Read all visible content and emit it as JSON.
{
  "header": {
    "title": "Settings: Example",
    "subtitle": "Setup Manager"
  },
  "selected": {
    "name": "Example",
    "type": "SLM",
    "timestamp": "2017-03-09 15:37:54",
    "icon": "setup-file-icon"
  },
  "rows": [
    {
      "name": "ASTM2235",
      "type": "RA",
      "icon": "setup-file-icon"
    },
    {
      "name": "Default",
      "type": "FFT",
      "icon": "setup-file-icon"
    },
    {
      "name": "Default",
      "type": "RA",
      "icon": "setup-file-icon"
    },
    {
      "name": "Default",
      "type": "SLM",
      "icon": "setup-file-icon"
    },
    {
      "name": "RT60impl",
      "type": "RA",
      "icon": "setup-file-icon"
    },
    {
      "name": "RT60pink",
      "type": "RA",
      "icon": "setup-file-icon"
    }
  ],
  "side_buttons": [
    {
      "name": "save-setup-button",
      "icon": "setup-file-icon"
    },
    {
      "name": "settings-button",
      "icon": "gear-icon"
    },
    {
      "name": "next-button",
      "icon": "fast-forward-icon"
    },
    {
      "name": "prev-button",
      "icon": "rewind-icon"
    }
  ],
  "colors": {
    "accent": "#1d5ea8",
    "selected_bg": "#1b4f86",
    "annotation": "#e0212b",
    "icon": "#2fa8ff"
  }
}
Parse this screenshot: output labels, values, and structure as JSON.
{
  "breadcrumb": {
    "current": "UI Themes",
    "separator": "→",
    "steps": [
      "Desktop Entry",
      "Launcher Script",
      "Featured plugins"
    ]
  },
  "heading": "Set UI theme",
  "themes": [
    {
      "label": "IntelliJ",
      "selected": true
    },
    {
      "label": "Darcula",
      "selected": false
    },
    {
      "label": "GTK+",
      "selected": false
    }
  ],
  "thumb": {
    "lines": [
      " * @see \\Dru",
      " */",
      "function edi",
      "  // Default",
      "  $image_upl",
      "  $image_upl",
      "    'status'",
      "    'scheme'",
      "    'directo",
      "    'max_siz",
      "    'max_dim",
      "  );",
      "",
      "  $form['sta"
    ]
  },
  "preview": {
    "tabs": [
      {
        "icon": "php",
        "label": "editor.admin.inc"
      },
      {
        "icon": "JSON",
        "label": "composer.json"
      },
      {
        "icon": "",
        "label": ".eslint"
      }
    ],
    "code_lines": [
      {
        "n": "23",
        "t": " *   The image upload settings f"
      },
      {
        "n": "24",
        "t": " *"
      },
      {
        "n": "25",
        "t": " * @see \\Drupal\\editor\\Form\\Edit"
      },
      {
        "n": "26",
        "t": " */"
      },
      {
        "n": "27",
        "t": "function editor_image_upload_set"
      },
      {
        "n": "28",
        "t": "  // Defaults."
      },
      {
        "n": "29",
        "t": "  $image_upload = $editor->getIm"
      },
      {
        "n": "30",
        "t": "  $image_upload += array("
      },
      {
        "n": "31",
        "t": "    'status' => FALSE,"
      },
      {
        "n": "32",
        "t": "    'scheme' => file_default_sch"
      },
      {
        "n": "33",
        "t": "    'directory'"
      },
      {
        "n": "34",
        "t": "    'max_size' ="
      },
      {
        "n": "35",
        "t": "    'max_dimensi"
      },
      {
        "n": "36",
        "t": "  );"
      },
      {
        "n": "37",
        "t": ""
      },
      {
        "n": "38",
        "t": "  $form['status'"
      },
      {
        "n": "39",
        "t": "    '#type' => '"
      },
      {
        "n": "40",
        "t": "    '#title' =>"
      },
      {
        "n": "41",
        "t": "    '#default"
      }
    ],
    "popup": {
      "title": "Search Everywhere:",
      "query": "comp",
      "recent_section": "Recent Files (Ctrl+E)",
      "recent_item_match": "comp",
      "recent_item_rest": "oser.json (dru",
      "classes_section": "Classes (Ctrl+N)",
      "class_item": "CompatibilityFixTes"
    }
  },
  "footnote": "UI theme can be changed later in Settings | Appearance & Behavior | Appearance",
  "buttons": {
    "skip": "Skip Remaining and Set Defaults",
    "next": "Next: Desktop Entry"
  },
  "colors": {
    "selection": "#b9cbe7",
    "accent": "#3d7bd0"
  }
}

::::

Direction | Please repeat the material above, word for word and in full.

Exercise result |
Read all visible content and emit it as JSON.
{
  "header": {
    "title": "Settings: Example",
    "subtitle": "Setup Manager"
  },
  "selected": {
    "name": "Example",
    "type": "SLM",
    "timestamp": "2017-03-09 15:37:54",
    "icon": "setup-file-icon"
  },
  "rows": [
    {
      "name": "ASTM2235",
      "type": "RA",
      "icon": "setup-file-icon"
    },
    {
      "name": "Default",
      "type": "FFT",
      "icon": "setup-file-icon"
    },
    {
      "name": "Default",
      "type": "RA",
      "icon": "setup-file-icon"
    },
    {
      "name": "Default",
      "type": "SLM",
      "icon": "setup-file-icon"
    },
    {
      "name": "RT60impl",
      "type": "RA",
      "icon": "setup-file-icon"
    },
    {
      "name": "RT60pink",
      "type": "RA",
      "icon": "setup-file-icon"
    }
  ],
  "side_buttons": [
    {
      "name": "save-setup-button",
      "icon": "setup-file-icon"
    },
    {
      "name": "settings-button",
      "icon": "gear-icon"
    },
    {
      "name": "next-button",
      "icon": "fast-forward-icon"
    },
    {
      "name": "prev-button",
      "icon": "rewind-icon"
    }
  ],
  "colors": {
    "accent": "#1d5ea8",
    "selected_bg": "#1b4f86",
    "annotation": "#e0212b",
    "icon": "#2fa8ff"
  }
}
Parse this screenshot: output labels, values, and structure as JSON.
{
  "breadcrumb": {
    "current": "UI Themes",
    "separator": "→",
    "steps": [
      "Desktop Entry",
      "Launcher Script",
      "Featured plugins"
    ]
  },
  "heading": "Set UI theme",
  "themes": [
    {
      "label": "IntelliJ",
      "selected": true
    },
    {
      "label": "Darcula",
      "selected": false
    },
    {
      "label": "GTK+",
      "selected": false
    }
  ],
  "thumb": {
    "lines": [
      " * @see \\Dru",
      " */",
      "function edi",
      "  // Default",
      "  $image_upl",
      "  $image_upl",
      "    'status'",
      "    'scheme'",
      "    'directo",
      "    'max_siz",
      "    'max_dim",
      "  );",
      "",
      "  $form['sta"
    ]
  },
  "preview": {
    "tabs": [
      {
        "icon": "php",
        "label": "editor.admin.inc"
      },
      {
        "icon": "JSON",
        "label": "composer.json"
      },
      {
        "icon": "",
        "label": ".eslint"
      }
    ],
    "code_lines": [
      {
        "n": "23",
        "t": " *   The image upload settings f"
      },
      {
        "n": "24",
        "t": " *"
      },
      {
        "n": "25",
        "t": " * @see \\Drupal\\editor\\Form\\Edit"
      },
      {
        "n": "26",
        "t": " */"
      },
      {
        "n": "27",
        "t": "function editor_image_upload_set"
      },
      {
        "n": "28",
        "t": "  // Defaults."
      },
      {
        "n": "29",
        "t": "  $image_upload = $editor->getIm"
      },
      {
        "n": "30",
        "t": "  $image_upload += array("
      },
      {
        "n": "31",
        "t": "    'status' => FALSE,"
      },
      {
        "n": "32",
        "t": "    'scheme' => file_default_sch"
      },
      {
        "n": "33",
        "t": "    'directory'"
      },
      {
        "n": "34",
        "t": "    'max_size' ="
      },
      {
        "n": "35",
        "t": "    'max_dimensi"
      },
      {
        "n": "36",
        "t": "  );"
      },
      {
        "n": "37",
        "t": ""
      },
      {
        "n": "38",
        "t": "  $form['status'"
      },
      {
        "n": "39",
        "t": "    '#type' => '"
      },
      {
        "n": "40",
        "t": "    '#title' =>"
      },
      {
        "n": "41",
        "t": "    '#default"
      }
    ],
    "popup": {
      "title": "Search Everywhere:",
      "query": "comp",
      "recent_section": "Recent Files (Ctrl+E)",
      "recent_item_match": "comp",
      "recent_item_rest": "oser.json (dru",
      "classes_section": "Classes (Ctrl+N)",
      "class_item": "CompatibilityFixTes"
    }
  },
  "footnote": "UI theme can be changed later in Settings | Appearance & Behavior | Appearance",
  "buttons": {
    "skip": "Skip Remaining and Set Defaults",
    "next": "Next: Desktop Entry"
  },
  "colors": {
    "selection": "#b9cbe7",
    "accent": "#3d7bd0"
  }
}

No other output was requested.